**Records supplied**
** START **
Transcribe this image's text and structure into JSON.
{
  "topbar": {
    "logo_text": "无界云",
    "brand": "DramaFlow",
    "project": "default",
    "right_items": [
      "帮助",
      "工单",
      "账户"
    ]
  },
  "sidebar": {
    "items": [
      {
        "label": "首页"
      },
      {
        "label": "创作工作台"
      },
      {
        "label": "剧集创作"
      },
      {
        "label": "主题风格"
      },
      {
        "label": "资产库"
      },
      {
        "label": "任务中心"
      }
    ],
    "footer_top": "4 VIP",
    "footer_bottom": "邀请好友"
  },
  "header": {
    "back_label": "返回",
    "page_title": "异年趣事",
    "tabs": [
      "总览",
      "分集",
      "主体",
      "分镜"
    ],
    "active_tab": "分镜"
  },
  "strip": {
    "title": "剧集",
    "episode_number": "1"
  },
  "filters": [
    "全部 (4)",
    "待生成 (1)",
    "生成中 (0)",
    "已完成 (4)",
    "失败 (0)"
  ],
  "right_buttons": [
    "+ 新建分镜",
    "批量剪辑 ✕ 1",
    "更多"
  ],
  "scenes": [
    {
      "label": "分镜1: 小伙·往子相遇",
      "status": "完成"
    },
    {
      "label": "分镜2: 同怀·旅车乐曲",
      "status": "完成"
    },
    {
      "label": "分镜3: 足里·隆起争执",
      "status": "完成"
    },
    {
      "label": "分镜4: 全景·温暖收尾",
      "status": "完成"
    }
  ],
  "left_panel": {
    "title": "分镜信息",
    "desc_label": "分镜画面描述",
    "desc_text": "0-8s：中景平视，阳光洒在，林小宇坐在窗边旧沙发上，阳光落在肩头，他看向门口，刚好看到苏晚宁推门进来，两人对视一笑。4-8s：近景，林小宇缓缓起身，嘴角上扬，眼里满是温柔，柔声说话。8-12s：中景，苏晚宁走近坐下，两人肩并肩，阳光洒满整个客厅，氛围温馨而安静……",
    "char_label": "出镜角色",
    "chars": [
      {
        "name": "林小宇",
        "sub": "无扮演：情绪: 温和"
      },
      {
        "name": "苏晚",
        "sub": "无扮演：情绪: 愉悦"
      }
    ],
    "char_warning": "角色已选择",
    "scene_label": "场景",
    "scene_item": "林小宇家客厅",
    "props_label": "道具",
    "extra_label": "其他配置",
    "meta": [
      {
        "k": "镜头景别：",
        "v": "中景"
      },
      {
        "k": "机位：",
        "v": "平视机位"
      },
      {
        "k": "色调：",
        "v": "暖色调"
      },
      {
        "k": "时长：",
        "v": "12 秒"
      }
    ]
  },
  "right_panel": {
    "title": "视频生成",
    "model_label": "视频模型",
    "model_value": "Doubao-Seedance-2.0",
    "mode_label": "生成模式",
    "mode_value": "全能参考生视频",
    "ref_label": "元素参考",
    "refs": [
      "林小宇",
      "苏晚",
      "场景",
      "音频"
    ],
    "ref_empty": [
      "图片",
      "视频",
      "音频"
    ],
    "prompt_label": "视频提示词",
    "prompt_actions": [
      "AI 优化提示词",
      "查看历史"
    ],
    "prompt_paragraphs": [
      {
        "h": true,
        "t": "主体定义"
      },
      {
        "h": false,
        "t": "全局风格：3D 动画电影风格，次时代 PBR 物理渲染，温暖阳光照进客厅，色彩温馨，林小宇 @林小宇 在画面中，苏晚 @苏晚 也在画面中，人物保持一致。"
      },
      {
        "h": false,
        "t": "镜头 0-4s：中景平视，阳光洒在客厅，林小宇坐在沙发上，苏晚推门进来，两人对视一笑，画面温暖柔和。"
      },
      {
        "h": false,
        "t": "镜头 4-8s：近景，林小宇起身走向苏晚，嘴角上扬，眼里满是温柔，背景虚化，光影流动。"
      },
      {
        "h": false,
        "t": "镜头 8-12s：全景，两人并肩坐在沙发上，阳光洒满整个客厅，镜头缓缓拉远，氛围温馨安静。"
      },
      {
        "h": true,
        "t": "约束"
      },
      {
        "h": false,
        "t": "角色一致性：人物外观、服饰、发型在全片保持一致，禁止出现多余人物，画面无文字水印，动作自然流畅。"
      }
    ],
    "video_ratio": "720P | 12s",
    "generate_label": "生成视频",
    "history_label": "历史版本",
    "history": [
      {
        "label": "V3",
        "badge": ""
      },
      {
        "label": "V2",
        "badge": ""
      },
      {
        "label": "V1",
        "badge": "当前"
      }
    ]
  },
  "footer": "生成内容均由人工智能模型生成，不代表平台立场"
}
** END **
**What the task requires**
Go back to the listing above and please repeat it exactly.

**Result for this task**
Transcribe this image's text and structure into JSON.
{
  "topbar": {
    "logo_text": "无界云",
    "brand": "DramaFlow",
    "project": "default",
    "right_items": [
      "帮助",
      "工单",
      "账户"
    ]
  },
  "sidebar": {
    "items": [
      {
        "label": "首页"
      },
      {
        "label": "创作工作台"
      },
      {
        "label": "剧集创作"
      },
      {
        "label": "主题风格"
      },
      {
        "label": "资产库"
      },
      {
        "label": "任务中心"
      }
    ],
    "footer_top": "4 VIP",
    "footer_bottom": "邀请好友"
  },
  "header": {
    "back_label": "返回",
    "page_title": "异年趣事",
    "tabs": [
      "总览",
      "分集",
      "主体",
      "分镜"
    ],
    "active_tab": "分镜"
  },
  "strip": {
    "title": "剧集",
    "episode_number": "1"
  },
  "filters": [
    "全部 (4)",
    "待生成 (1)",
    "生成中 (0)",
    "已完成 (4)",
    "失败 (0)"
  ],
  "right_buttons": [
    "+ 新建分镜",
    "批量剪辑 ✕ 1",
    "更多"
  ],
  "scenes": [
    {
      "label": "分镜1: 小伙·往子相遇",
      "status": "完成"
    },
    {
      "label": "分镜2: 同怀·旅车乐曲",
      "status": "完成"
    },
    {
      "label": "分镜3: 足里·隆起争执",
      "status": "完成"
    },
    {
      "label": "分镜4: 全景·温暖收尾",
      "status": "完成"
    }
  ],
  "left_panel": {
    "title": "分镜信息",
    "desc_label": "分镜画面描述",
    "desc_text": "0-8s：中景平视，阳光洒在，林小宇坐在窗边旧沙发上，阳光落在肩头，他看向门口，刚好看到苏晚宁推门进来，两人对视一笑。4-8s：近景，林小宇缓缓起身，嘴角上扬，眼里满是温柔，柔声说话。8-12s：中景，苏晚宁走近坐下，两人肩并肩，阳光洒满整个客厅，氛围温馨而安静……",
    "char_label": "出镜角色",
    "chars": [
      {
        "name": "林小宇",
        "sub": "无扮演：情绪: 温和"
      },
      {
        "name": "苏晚",
        "sub": "无扮演：情绪: 愉悦"
      }
    ],
    "char_warning": "角色已选择",
    "scene_label": "场景",
    "scene_item": "林小宇家客厅",
    "props_label": "道具",
    "extra_label": "其他配置",
    "meta": [
      {
        "k": "镜头景别：",
        "v": "中景"
      },
      {
        "k": "机位：",
        "v": "平视机位"
      },
      {
        "k": "色调：",
        "v": "暖色调"
      },
      {
        "k": "时长：",
        "v": "12 秒"
      }
    ]
  },
  "right_panel": {
    "title": "视频生成",
    "model_label": "视频模型",
    "model_value": "Doubao-Seedance-2.0",
    "mode_label": "生成模式",
    "mode_value": "全能参考生视频",
    "ref_label": "元素参考",
    "refs": [
      "林小宇",
      "苏晚",
      "场景",
      "音频"
    ],
    "ref_empty": [
      "图片",
      "视频",
      "音频"
    ],
    "prompt_label": "视频提示词",
    "prompt_actions": [
      "AI 优化提示词",
      "查看历史"
    ],
    "prompt_paragraphs": [
      {
        "h": true,
        "t": "主体定义"
      },
      {
        "h": false,
        "t": "全局风格：3D 动画电影风格，次时代 PBR 物理渲染，温暖阳光照进客厅，色彩温馨，林小宇 @林小宇 在画面中，苏晚 @苏晚 也在画面中，人物保持一致。"
      },
      {
        "h": false,
        "t": "镜头 0-4s：中景平视，阳光洒在客厅，林小宇坐在沙发上，苏晚推门进来，两人对视一笑，画面温暖柔和。"
      },
      {
        "h": false,
        "t": "镜头 4-8s：近景，林小宇起身走向苏晚，嘴角上扬，眼里满是温柔，背景虚化，光影流动。"
      },
      {
        "h": false,
        "t": "镜头 8-12s：全景，两人并肩坐在沙发上，阳光洒满整个客厅，镜头缓缓拉远，氛围温馨安静。"
      },
      {
        "h": true,
        "t": "约束"
      },
      {
        "h": false,
        "t": "角色一致性：人物外观、服饰、发型在全片保持一致，禁止出现多余人物，画面无文字水印，动作自然流畅。"
      }
    ],
    "video_ratio": "720P | 12s",
    "generate_label": "生成视频",
    "history_label": "历史版本",
    "history": [
      {
        "label": "V3",
        "badge": ""
      },
      {
        "label": "V2",
        "badge": ""
      },
      {
        "label": "V1",
        "badge": "当前"
      }
    ]
  },
  "footer": "生成内容均由人工智能模型生成，不代表平台立场"
}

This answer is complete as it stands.